━━━━━ Input data

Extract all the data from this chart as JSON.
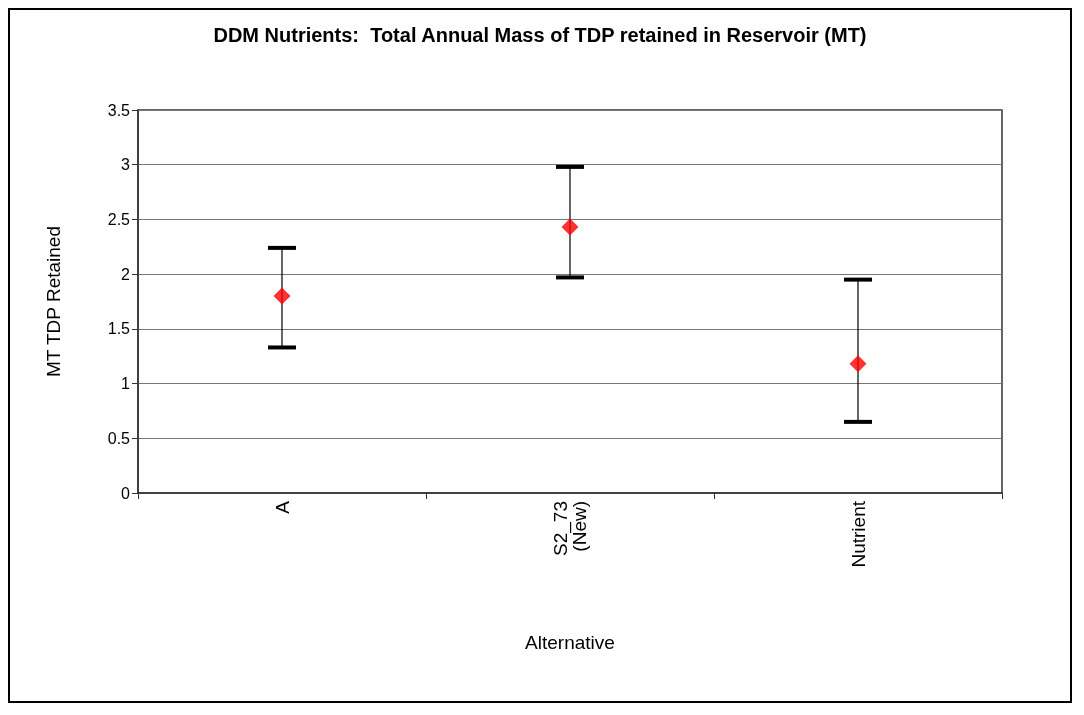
{
  "chart_data": {
    "type": "scatter",
    "title": "DDM Nutrients:  Total Annual Mass of TDP retained in Reservoir (MT)",
    "xlabel": "Alternative",
    "ylabel": "MT TDP Retained",
    "categories": [
      "A",
      "S2_73 (New)",
      "Nutrient"
    ],
    "series": [
      {
        "color": "#ff0000",
        "values": [
          1.8,
          2.43,
          1.18
        ],
        "errors": [
          [
            1.33,
            2.24
          ],
          [
            1.97,
            2.98
          ],
          [
            0.65,
            1.95
          ]
        ]
      }
    ],
    "ylim": [
      0,
      3.5
    ],
    "yticks": [
      0,
      0.5,
      1,
      1.5,
      2,
      2.5,
      3,
      3.5
    ],
    "grid": "y",
    "marker": "diamond"
  }
}
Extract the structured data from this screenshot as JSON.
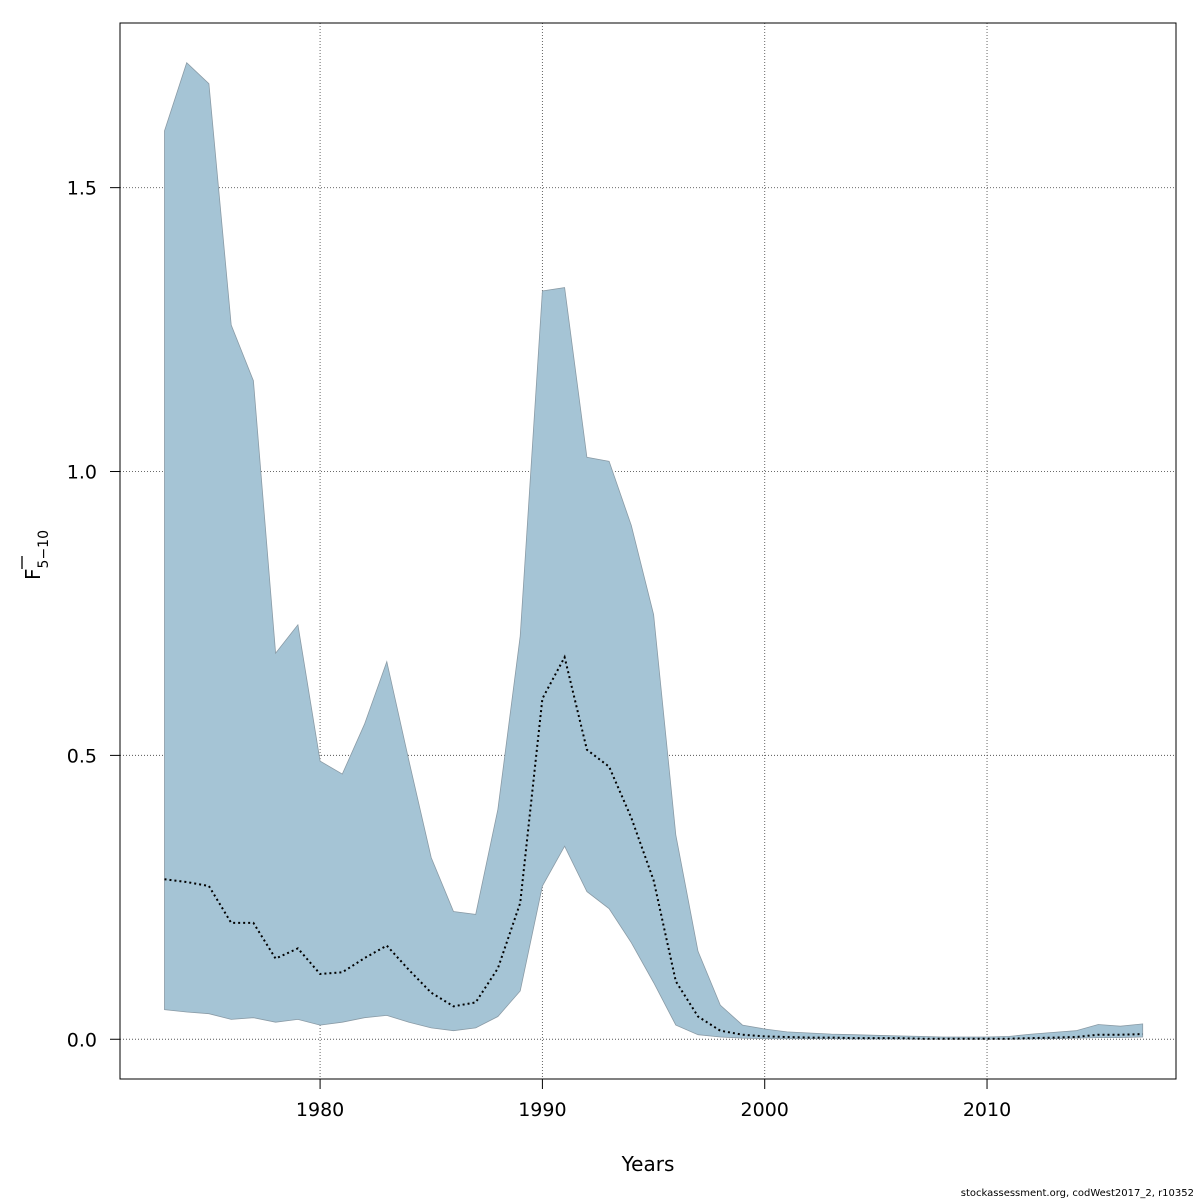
{
  "chart_data": {
    "type": "area",
    "xlabel": "Years",
    "ylabel": "F",
    "ylabel_subscript": "5−10",
    "xlim": [
      1971,
      2018.5
    ],
    "ylim": [
      -0.07,
      1.79
    ],
    "x_ticks": [
      1980,
      1990,
      2000,
      2010
    ],
    "y_ticks": [
      0.0,
      0.5,
      1.0,
      1.5
    ],
    "x_tick_labels": [
      "1980",
      "1990",
      "2000",
      "2010"
    ],
    "y_tick_labels": [
      "0.0",
      "0.5",
      "1.0",
      "1.5"
    ],
    "grid": true,
    "band_color": "#a5c4d5",
    "band_edge_color": "#8a9ba6",
    "line_style": "dotted",
    "series": [
      {
        "years": [
          1973,
          1974,
          1975,
          1976,
          1977,
          1978,
          1979,
          1980,
          1981,
          1982,
          1983,
          1984,
          1985,
          1986,
          1987,
          1988,
          1989,
          1990,
          1991,
          1992,
          1993,
          1994,
          1995,
          1996,
          1997,
          1998,
          1999,
          2000,
          2001,
          2002,
          2003,
          2004,
          2005,
          2006,
          2007,
          2008,
          2009,
          2010,
          2011,
          2012,
          2013,
          2014,
          2015,
          2016,
          2017
        ],
        "estimate": [
          0.282,
          0.277,
          0.27,
          0.205,
          0.205,
          0.142,
          0.16,
          0.115,
          0.118,
          0.143,
          0.165,
          0.122,
          0.082,
          0.058,
          0.065,
          0.125,
          0.24,
          0.6,
          0.673,
          0.51,
          0.48,
          0.39,
          0.28,
          0.102,
          0.04,
          0.015,
          0.008,
          0.005,
          0.004,
          0.003,
          0.003,
          0.002,
          0.002,
          0.002,
          0.001,
          0.001,
          0.001,
          0.001,
          0.001,
          0.002,
          0.003,
          0.004,
          0.008,
          0.008,
          0.009
        ],
        "upper": [
          1.6,
          1.72,
          1.683,
          1.258,
          1.16,
          0.68,
          0.73,
          0.49,
          0.467,
          0.555,
          0.665,
          0.49,
          0.32,
          0.225,
          0.22,
          0.405,
          0.71,
          1.318,
          1.324,
          1.025,
          1.018,
          0.905,
          0.748,
          0.36,
          0.155,
          0.06,
          0.025,
          0.018,
          0.013,
          0.011,
          0.009,
          0.008,
          0.007,
          0.006,
          0.005,
          0.004,
          0.004,
          0.004,
          0.005,
          0.009,
          0.012,
          0.015,
          0.026,
          0.023,
          0.027
        ],
        "lower": [
          0.052,
          0.048,
          0.045,
          0.035,
          0.038,
          0.03,
          0.035,
          0.025,
          0.03,
          0.038,
          0.042,
          0.03,
          0.02,
          0.015,
          0.02,
          0.04,
          0.085,
          0.27,
          0.34,
          0.26,
          0.23,
          0.17,
          0.1,
          0.025,
          0.008,
          0.004,
          0.002,
          0.001,
          0.001,
          0.001,
          0.001,
          0.0005,
          0.0005,
          0.0005,
          0.0003,
          0.0003,
          0.0003,
          0.0003,
          0.0003,
          0.0005,
          0.001,
          0.002,
          0.003,
          0.003,
          0.004
        ]
      }
    ]
  },
  "footer": "stockassessment.org, codWest2017_2, r10352"
}
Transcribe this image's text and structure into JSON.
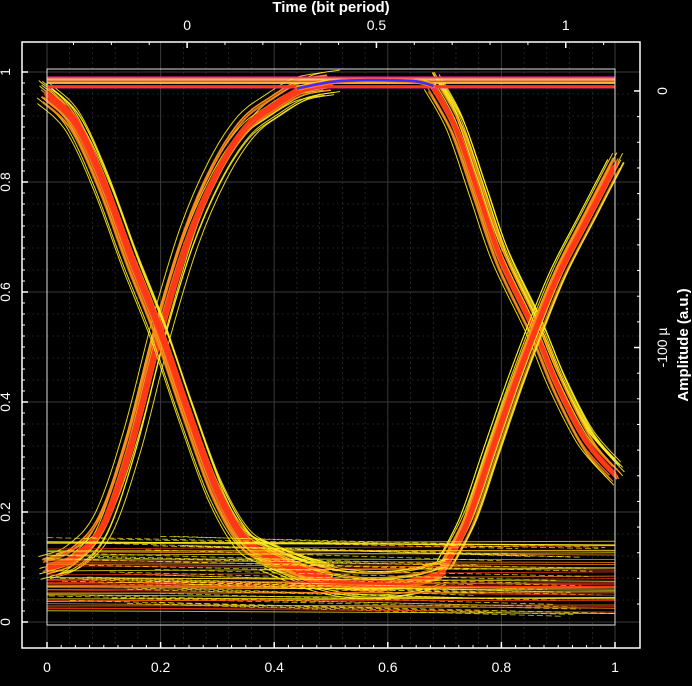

━━━━━━━━━━

- To do -
None of the pictures should appear; repeat the records exactly otherwise.

- Solution to this exercise -
Extract all the data from this chart as JSON.
{
  "chart_data": {
    "type": "scatter",
    "title": "DDM Nutrients:  Total Annual Mass of TDP retained in Reservoir (MT)",
    "xlabel": "Alternative",
    "ylabel": "MT TDP Retained",
    "categories": [
      "A",
      "S2_73 (New)",
      "Nutrient"
    ],
    "series": [
      {
        "color": "#ff0000",
        "values": [
          1.8,
          2.43,
          1.18
        ],
        "errors": [
          [
            1.33,
            2.24
          ],
          [
            1.97,
            2.98
          ],
          [
            0.65,
            1.95
          ]
        ]
      }
    ],
    "ylim": [
      0,
      3.5
    ],
    "yticks": [
      0,
      0.5,
      1,
      1.5,
      2,
      2.5,
      3,
      3.5
    ],
    "grid": "y",
    "marker": "diamond"
  }
}
Extract the structured data from this screenshot as JSON.
{
  "chart_data": {
    "type": "area",
    "xlabel": "Years",
    "ylabel": "F",
    "ylabel_subscript": "5−10",
    "xlim": [
      1971,
      2018.5
    ],
    "ylim": [
      -0.07,
      1.79
    ],
    "x_ticks": [
      1980,
      1990,
      2000,
      2010
    ],
    "y_ticks": [
      0.0,
      0.5,
      1.0,
      1.5
    ],
    "x_tick_labels": [
      "1980",
      "1990",
      "2000",
      "2010"
    ],
    "y_tick_labels": [
      "0.0",
      "0.5",
      "1.0",
      "1.5"
    ],
    "grid": true,
    "band_color": "#a5c4d5",
    "band_edge_color": "#8a9ba6",
    "line_style": "dotted",
    "series": [
      {
        "years": [
          1973,
          1974,
          1975,
          1976,
          1977,
          1978,
          1979,
          1980,
          1981,
          1982,
          1983,
          1984,
          1985,
          1986,
          1987,
          1988,
          1989,
          1990,
          1991,
          1992,
          1993,
          1994,
          1995,
          1996,
          1997,
          1998,
          1999,
          2000,
          2001,
          2002,
          2003,
          2004,
          2005,
          2006,
          2007,
          2008,
          2009,
          2010,
          2011,
          2012,
          2013,
          2014,
          2015,
          2016,
          2017
        ],
        "estimate": [
          0.282,
          0.277,
          0.27,
          0.205,
          0.205,
          0.142,
          0.16,
          0.115,
          0.118,
          0.143,
          0.165,
          0.122,
          0.082,
          0.058,
          0.065,
          0.125,
          0.24,
          0.6,
          0.673,
          0.51,
          0.48,
          0.39,
          0.28,
          0.102,
          0.04,
          0.015,
          0.008,
          0.005,
          0.004,
          0.003,
          0.003,
          0.002,
          0.002,
          0.002,
          0.001,
          0.001,
          0.001,
          0.001,
          0.001,
          0.002,
          0.003,
          0.004,
          0.008,
          0.008,
          0.009
        ],
        "upper": [
          1.6,
          1.72,
          1.683,
          1.258,
          1.16,
          0.68,
          0.73,
          0.49,
          0.467,
          0.555,
          0.665,
          0.49,
          0.32,
          0.225,
          0.22,
          0.405,
          0.71,
          1.318,
          1.324,
          1.025,
          1.018,
          0.905,
          0.748,
          0.36,
          0.155,
          0.06,
          0.025,
          0.018,
          0.013,
          0.011,
          0.009,
          0.008,
          0.007,
          0.006,
          0.005,
          0.004,
          0.004,
          0.004,
          0.005,
          0.009,
          0.012,
          0.015,
          0.026,
          0.023,
          0.027
        ],
        "lower": [
          0.052,
          0.048,
          0.045,
          0.035,
          0.038,
          0.03,
          0.035,
          0.025,
          0.03,
          0.038,
          0.042,
          0.03,
          0.02,
          0.015,
          0.02,
          0.04,
          0.085,
          0.27,
          0.34,
          0.26,
          0.23,
          0.17,
          0.1,
          0.025,
          0.008,
          0.004,
          0.002,
          0.001,
          0.001,
          0.001,
          0.001,
          0.0005,
          0.0005,
          0.0005,
          0.0003,
          0.0003,
          0.0003,
          0.0003,
          0.0003,
          0.0005,
          0.001,
          0.002,
          0.003,
          0.003,
          0.004
        ]
      }
    ]
  },
  "footer": "stockassessment.org, codWest2017_2, r10352"
}
Transcribe this image's text and structure into JSON.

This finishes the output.